- PROBLEM STATEMENT -
Tally up the lines that include "growth" and state that number by itself.

- SUPPLIED ENTRIES -
※

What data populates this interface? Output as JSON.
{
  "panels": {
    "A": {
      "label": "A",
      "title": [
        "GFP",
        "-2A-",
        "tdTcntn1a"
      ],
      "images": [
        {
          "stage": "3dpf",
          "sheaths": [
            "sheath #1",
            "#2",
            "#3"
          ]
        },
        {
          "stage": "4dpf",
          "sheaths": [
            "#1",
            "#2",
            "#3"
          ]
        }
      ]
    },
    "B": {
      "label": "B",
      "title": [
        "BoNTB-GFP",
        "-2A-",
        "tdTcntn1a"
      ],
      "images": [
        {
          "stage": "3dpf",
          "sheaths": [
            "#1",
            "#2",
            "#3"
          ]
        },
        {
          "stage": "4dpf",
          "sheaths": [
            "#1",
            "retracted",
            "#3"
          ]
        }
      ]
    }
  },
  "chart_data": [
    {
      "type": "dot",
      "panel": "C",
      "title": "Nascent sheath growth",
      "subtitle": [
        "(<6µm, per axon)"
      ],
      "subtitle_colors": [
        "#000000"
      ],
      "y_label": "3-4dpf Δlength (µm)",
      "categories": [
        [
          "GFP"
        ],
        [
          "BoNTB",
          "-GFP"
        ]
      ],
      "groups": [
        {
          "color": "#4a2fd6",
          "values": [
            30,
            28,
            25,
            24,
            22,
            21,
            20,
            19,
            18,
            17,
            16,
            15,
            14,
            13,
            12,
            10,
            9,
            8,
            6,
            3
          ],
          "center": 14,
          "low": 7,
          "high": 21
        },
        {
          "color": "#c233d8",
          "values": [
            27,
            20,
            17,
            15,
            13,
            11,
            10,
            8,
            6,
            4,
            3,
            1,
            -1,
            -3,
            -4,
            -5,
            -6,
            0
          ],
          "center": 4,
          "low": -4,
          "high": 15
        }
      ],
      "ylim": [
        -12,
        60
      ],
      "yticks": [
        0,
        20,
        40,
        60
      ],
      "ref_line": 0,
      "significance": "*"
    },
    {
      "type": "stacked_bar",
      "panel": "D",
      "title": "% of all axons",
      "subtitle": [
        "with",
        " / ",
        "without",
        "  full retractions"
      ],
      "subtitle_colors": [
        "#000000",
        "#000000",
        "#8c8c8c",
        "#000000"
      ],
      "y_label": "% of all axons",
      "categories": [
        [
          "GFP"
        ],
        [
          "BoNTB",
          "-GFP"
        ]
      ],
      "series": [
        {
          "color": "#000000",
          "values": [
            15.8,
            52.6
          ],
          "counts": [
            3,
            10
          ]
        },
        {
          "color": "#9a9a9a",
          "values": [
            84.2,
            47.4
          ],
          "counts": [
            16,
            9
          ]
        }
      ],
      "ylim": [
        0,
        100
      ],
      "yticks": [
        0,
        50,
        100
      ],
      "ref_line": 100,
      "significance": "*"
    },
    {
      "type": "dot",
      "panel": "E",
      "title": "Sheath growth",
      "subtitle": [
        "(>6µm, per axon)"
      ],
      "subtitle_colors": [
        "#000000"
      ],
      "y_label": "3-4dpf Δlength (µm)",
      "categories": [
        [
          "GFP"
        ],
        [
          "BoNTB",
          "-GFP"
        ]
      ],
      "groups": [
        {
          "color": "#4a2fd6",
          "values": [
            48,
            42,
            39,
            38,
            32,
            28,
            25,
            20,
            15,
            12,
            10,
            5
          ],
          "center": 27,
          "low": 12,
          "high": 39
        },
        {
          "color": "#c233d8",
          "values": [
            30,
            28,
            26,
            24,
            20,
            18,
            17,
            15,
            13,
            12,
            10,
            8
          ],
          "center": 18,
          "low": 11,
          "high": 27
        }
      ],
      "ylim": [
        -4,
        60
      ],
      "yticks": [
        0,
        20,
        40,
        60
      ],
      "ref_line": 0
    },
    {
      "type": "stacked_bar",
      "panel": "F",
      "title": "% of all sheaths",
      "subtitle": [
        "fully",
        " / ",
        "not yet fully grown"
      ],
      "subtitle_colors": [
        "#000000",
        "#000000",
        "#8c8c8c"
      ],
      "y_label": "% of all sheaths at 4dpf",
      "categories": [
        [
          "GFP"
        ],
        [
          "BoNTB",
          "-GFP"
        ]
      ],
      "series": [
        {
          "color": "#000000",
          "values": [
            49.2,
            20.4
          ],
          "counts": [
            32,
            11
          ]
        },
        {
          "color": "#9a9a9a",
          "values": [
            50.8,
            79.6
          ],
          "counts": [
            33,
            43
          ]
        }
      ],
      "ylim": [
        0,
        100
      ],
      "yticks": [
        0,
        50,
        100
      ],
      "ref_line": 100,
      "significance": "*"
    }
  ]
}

※

- EXERCISE RESULT -
2